» **Given task**: Print all the entries verbatim.

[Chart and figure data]
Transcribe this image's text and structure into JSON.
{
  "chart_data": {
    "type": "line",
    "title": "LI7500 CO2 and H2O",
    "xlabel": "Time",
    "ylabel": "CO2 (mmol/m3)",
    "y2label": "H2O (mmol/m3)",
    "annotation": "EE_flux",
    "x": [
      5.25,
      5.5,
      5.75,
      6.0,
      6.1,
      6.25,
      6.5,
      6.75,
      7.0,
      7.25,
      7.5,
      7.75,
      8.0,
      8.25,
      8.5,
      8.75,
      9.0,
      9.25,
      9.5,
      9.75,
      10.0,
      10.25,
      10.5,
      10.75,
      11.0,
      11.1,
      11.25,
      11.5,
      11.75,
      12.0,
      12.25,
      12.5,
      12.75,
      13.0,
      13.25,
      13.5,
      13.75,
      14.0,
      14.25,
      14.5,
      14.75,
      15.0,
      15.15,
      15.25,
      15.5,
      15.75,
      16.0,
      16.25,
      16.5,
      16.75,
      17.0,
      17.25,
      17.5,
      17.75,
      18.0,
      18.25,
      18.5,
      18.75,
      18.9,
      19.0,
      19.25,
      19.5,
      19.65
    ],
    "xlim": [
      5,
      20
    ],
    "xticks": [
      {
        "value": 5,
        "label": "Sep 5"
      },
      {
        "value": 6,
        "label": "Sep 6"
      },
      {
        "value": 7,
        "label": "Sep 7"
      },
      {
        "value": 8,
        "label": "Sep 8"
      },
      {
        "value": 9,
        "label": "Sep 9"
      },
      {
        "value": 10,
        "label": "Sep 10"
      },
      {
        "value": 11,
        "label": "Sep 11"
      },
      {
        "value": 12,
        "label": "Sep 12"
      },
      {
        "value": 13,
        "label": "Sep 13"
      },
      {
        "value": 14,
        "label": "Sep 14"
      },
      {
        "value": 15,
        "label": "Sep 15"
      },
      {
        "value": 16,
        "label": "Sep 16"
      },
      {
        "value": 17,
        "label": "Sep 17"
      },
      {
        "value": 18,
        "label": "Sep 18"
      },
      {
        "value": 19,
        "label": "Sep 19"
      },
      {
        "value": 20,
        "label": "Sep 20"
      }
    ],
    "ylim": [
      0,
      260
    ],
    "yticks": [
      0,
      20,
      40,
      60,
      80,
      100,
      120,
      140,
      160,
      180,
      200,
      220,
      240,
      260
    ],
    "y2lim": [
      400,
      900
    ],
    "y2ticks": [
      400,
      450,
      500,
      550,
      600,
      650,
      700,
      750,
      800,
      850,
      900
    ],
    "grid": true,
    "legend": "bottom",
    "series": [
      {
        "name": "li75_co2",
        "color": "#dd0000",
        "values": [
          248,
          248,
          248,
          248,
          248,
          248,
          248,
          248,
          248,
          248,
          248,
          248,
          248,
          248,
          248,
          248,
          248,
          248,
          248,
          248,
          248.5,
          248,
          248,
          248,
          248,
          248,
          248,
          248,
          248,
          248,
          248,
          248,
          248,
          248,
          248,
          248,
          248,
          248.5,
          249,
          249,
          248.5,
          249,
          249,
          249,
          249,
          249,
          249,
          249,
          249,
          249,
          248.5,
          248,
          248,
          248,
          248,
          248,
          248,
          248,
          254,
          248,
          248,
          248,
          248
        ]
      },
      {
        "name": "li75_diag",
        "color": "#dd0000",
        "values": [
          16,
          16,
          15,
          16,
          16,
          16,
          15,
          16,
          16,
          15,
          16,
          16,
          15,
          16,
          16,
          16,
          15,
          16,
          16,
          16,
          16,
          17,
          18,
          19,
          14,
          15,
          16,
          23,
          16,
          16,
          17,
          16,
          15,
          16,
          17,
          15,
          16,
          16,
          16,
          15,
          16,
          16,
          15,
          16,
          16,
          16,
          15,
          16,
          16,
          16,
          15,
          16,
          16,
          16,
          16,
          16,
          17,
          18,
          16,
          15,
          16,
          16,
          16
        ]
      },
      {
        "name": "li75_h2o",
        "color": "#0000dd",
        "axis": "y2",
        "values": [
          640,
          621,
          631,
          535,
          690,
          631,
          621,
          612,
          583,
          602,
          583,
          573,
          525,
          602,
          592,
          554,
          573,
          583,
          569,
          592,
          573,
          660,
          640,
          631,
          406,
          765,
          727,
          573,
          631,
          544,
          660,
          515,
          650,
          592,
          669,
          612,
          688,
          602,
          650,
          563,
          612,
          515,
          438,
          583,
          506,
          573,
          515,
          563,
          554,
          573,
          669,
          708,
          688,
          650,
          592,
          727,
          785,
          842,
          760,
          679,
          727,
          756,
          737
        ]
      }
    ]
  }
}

» **Response to the task**:
Transcribe this image's text and structure into JSON.
{
  "chart_data": {
    "type": "line",
    "title": "LI7500 CO2 and H2O",
    "xlabel": "Time",
    "ylabel": "CO2 (mmol/m3)",
    "y2label": "H2O (mmol/m3)",
    "annotation": "EE_flux",
    "x": [
      5.25,
      5.5,
      5.75,
      6.0,
      6.1,
      6.25,
      6.5,
      6.75,
      7.0,
      7.25,
      7.5,
      7.75,
      8.0,
      8.25,
      8.5,
      8.75,
      9.0,
      9.25,
      9.5,
      9.75,
      10.0,
      10.25,
      10.5,
      10.75,
      11.0,
      11.1,
      11.25,
      11.5,
      11.75,
      12.0,
      12.25,
      12.5,
      12.75,
      13.0,
      13.25,
      13.5,
      13.75,
      14.0,
      14.25,
      14.5,
      14.75,
      15.0,
      15.15,
      15.25,
      15.5,
      15.75,
      16.0,
      16.25,
      16.5,
      16.75,
      17.0,
      17.25,
      17.5,
      17.75,
      18.0,
      18.25,
      18.5,
      18.75,
      18.9,
      19.0,
      19.25,
      19.5,
      19.65
    ],
    "xlim": [
      5,
      20
    ],
    "xticks": [
      {
        "value": 5,
        "label": "Sep 5"
      },
      {
        "value": 6,
        "label": "Sep 6"
      },
      {
        "value": 7,
        "label": "Sep 7"
      },
      {
        "value": 8,
        "label": "Sep 8"
      },
      {
        "value": 9,
        "label": "Sep 9"
      },
      {
        "value": 10,
        "label": "Sep 10"
      },
      {
        "value": 11,
        "label": "Sep 11"
      },
      {
        "value": 12,
        "label": "Sep 12"
      },
      {
        "value": 13,
        "label": "Sep 13"
      },
      {
        "value": 14,
        "label": "Sep 14"
      },
      {
        "value": 15,
        "label": "Sep 15"
      },
      {
        "value": 16,
        "label": "Sep 16"
      },
      {
        "value": 17,
        "label": "Sep 17"
      },
      {
        "value": 18,
        "label": "Sep 18"
      },
      {
        "value": 19,
        "label": "Sep 19"
      },
      {
        "value": 20,
        "label": "Sep 20"
      }
    ],
    "ylim": [
      0,
      260
    ],
    "yticks": [
      0,
      20,
      40,
      60,
      80,
      100,
      120,
      140,
      160,
      180,
      200,
      220,
      240,
      260
    ],
    "y2lim": [
      400,
      900
    ],
    "y2ticks": [
      400,
      450,
      500,
      550,
      600,
      650,
      700,
      750,
      800,
      850,
      900
    ],
    "grid": true,
    "legend": "bottom",
    "series": [
      {
        "name": "li75_co2",
        "color": "#dd0000",
        "values": [
          248,
          248,
          248,
          248,
          248,
          248,
          248,
          248,
          248,
          248,
          248,
          248,
          248,
          248,
          248,
          248,
          248,
          248,
          248,
          248,
          248.5,
          248,
          248,
          248,
          248,
          248,
          248,
          248,
          248,
          248,
          248,
          248,
          248,
          248,
          248,
          248,
          248,
          248.5,
          249,
          249,
          248.5,
          249,
          249,
          249,
          249,
          249,
          249,
          249,
          249,
          249,
          248.5,
          248,
          248,
          248,
          248,
          248,
          248,
          248,
          254,
          248,
          248,
          248,
          248
        ]
      },
      {
        "name": "li75_diag",
        "color": "#dd0000",
        "values": [
          16,
          16,
          15,
          16,
          16,
          16,
          15,
          16,
          16,
          15,
          16,
          16,
          15,
          16,
          16,
          16,
          15,
          16,
          16,
          16,
          16,
          17,
          18,
          19,
          14,
          15,
          16,
          23,
          16,
          16,
          17,
          16,
          15,
          16,
          17,
          15,
          16,
          16,
          16,
          15,
          16,
          16,
          15,
          16,
          16,
          16,
          15,
          16,
          16,
          16,
          15,
          16,
          16,
          16,
          16,
          16,
          17,
          18,
          16,
          15,
          16,
          16,
          16
        ]
      },
      {
        "name": "li75_h2o",
        "color": "#0000dd",
        "axis": "y2",
        "values": [
          640,
          621,
          631,
          535,
          690,
          631,
          621,
          612,
          583,
          602,
          583,
          573,
          525,
          602,
          592,
          554,
          573,
          583,
          569,
          592,
          573,
          660,
          640,
          631,
          406,
          765,
          727,
          573,
          631,
          544,
          660,
          515,
          650,
          592,
          669,
          612,
          688,
          602,
          650,
          563,
          612,
          515,
          438,
          583,
          506,
          573,
          515,
          563,
          554,
          573,
          669,
          708,
          688,
          650,
          592,
          727,
          785,
          842,
          760,
          679,
          727,
          756,
          737
        ]
      }
    ]
  }
}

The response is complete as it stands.